* **DIRECTIVE**:
Check each line of the material below for the string "JSON", then report how many lines have it, and nothing else.

* **EXCERPTED RECORDS**:
━━━━

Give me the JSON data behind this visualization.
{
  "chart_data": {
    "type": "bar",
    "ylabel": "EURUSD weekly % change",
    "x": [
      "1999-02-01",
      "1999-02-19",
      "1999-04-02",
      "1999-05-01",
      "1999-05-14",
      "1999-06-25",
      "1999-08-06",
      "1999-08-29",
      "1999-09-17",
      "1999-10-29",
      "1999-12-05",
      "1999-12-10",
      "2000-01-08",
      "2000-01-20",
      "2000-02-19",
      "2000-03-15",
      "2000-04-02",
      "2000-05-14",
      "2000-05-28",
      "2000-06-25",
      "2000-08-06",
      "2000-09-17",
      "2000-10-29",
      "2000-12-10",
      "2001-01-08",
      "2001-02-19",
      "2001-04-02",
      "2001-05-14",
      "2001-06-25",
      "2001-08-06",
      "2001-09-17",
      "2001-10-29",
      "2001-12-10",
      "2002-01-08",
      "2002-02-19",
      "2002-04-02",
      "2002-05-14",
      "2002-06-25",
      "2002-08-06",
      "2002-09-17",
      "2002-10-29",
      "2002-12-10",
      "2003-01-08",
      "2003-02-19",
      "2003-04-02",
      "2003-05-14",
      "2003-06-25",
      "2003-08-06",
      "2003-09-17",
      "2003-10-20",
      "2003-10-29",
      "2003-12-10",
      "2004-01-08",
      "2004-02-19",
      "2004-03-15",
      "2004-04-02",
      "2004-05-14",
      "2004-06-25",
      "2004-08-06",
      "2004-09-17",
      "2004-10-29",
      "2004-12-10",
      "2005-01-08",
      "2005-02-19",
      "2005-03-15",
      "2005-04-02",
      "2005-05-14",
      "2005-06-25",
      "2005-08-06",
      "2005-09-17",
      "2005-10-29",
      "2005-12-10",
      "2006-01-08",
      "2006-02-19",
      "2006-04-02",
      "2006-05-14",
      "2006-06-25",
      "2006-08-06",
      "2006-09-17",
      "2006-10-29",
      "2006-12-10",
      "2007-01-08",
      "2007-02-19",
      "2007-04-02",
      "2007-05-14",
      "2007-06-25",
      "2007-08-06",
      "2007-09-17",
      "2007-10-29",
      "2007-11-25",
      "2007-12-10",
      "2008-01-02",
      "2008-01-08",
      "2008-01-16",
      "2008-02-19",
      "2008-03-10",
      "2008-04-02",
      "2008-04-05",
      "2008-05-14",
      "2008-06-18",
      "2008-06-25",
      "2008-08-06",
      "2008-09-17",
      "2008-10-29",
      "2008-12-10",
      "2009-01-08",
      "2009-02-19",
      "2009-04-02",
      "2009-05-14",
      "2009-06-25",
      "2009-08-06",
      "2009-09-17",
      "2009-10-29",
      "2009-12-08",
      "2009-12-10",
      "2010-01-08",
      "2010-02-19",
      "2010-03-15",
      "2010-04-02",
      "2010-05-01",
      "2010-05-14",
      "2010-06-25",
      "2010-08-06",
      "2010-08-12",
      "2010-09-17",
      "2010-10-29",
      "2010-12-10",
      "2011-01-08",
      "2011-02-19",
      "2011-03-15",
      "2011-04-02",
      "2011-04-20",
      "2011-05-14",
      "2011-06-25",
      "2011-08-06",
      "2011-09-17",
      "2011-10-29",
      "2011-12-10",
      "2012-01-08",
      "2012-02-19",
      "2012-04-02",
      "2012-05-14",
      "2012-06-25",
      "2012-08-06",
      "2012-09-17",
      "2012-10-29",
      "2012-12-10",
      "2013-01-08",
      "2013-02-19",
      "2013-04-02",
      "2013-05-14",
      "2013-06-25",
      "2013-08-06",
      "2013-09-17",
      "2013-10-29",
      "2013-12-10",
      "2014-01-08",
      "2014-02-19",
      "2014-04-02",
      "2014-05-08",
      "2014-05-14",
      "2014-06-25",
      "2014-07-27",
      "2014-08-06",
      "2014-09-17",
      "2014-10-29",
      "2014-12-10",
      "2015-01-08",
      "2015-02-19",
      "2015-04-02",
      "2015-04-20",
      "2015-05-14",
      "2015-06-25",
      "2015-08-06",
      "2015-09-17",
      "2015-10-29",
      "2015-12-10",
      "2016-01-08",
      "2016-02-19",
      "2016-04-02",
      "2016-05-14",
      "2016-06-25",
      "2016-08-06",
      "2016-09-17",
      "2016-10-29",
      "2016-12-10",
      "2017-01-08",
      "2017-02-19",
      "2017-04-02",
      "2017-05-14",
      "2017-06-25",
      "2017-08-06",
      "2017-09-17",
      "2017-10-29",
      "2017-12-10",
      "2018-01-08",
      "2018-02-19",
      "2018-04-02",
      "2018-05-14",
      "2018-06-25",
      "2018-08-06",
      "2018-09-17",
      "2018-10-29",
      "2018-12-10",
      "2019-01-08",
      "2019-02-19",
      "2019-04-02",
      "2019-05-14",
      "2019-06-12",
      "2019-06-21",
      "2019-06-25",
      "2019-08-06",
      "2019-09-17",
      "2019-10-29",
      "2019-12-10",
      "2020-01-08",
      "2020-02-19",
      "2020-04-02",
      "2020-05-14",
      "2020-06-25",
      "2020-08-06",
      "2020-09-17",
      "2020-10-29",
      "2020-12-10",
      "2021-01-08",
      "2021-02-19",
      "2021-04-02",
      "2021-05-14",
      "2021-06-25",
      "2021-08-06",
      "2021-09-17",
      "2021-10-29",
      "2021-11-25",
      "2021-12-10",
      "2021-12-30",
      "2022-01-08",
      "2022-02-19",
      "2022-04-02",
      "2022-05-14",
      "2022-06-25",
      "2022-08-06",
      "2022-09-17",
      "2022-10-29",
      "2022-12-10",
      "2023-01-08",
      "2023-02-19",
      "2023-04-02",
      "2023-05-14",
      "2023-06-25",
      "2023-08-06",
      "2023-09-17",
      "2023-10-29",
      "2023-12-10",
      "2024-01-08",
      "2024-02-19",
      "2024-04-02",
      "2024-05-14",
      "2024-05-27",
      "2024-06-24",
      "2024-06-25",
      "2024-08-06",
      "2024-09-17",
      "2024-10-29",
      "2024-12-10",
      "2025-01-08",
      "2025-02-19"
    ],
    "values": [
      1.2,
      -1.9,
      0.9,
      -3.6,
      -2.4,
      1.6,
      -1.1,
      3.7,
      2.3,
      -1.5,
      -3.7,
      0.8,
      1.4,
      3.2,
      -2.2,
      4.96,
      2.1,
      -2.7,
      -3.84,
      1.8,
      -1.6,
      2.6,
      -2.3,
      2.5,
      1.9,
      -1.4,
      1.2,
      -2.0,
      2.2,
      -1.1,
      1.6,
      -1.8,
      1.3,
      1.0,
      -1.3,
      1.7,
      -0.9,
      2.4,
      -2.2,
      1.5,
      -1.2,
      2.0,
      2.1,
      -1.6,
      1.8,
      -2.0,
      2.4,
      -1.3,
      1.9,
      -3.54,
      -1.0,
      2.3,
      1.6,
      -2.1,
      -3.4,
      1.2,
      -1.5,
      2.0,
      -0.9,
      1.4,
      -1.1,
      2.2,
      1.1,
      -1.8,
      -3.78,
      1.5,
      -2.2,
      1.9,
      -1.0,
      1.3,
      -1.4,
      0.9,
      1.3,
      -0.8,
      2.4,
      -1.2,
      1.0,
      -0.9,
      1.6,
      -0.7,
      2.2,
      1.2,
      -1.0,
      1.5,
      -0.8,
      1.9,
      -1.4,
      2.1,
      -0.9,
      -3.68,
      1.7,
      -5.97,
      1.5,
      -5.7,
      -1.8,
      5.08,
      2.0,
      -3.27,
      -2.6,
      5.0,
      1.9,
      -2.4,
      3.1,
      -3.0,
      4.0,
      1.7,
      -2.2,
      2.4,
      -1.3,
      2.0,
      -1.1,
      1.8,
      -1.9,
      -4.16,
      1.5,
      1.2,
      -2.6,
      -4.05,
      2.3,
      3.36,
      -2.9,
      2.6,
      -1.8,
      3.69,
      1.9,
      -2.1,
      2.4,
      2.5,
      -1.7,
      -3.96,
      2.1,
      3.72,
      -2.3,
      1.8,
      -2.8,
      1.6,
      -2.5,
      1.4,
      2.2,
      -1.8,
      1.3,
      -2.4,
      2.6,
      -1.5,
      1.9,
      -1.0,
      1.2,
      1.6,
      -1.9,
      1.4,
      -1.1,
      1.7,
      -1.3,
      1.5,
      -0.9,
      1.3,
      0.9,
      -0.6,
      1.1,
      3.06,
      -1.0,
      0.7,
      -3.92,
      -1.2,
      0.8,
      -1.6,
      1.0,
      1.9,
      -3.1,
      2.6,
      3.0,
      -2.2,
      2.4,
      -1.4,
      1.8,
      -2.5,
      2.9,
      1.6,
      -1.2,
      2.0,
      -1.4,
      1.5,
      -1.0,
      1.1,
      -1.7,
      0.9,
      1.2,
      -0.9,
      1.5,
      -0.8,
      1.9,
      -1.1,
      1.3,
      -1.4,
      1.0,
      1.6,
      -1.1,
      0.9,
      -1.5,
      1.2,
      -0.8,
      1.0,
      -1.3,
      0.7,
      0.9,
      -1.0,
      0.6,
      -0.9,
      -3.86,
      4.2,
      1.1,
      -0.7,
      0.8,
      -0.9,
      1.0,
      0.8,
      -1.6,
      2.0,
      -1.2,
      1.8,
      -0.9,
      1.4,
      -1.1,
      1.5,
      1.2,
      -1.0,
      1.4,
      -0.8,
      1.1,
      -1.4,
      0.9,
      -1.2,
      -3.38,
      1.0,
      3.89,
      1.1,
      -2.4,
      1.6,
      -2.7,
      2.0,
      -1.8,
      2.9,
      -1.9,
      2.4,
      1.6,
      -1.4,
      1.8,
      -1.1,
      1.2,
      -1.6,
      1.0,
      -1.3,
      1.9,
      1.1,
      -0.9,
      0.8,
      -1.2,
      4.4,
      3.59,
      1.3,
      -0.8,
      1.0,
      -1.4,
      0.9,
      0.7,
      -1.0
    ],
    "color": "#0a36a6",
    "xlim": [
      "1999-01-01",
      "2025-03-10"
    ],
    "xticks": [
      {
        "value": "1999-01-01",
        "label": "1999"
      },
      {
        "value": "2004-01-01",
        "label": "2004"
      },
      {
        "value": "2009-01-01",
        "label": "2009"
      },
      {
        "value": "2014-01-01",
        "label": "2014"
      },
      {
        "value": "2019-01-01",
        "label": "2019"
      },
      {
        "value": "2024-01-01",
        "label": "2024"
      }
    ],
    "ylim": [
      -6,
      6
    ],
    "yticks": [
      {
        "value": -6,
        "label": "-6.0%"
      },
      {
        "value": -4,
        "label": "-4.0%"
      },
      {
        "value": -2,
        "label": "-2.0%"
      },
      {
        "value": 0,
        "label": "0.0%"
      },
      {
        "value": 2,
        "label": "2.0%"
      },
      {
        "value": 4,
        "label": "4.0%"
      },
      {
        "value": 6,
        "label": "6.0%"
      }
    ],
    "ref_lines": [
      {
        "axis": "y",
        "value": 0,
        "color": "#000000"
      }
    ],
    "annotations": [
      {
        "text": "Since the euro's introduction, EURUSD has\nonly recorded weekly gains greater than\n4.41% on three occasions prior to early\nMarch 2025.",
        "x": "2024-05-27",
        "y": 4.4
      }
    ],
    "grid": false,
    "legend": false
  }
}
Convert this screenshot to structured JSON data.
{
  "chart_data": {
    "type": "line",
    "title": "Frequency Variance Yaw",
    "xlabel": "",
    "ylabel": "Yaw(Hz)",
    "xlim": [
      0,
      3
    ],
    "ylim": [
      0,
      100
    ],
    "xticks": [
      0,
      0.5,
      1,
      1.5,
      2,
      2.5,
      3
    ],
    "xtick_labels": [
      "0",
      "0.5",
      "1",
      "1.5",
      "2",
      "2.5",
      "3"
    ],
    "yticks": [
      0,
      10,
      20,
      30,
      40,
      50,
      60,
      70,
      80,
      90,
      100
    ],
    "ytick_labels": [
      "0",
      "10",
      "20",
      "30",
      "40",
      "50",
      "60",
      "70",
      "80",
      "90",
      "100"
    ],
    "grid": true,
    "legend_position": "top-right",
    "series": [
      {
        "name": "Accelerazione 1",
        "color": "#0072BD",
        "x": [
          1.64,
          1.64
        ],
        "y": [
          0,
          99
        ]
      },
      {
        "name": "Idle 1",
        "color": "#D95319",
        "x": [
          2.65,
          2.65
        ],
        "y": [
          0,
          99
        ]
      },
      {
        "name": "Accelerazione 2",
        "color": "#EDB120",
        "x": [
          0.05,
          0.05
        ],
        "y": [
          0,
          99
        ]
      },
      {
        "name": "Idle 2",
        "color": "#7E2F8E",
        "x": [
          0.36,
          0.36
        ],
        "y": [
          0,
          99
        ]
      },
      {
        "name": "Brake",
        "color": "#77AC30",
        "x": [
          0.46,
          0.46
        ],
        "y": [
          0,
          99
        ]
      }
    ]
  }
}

━━━━

* **EXERCISE OUTPUT**:
2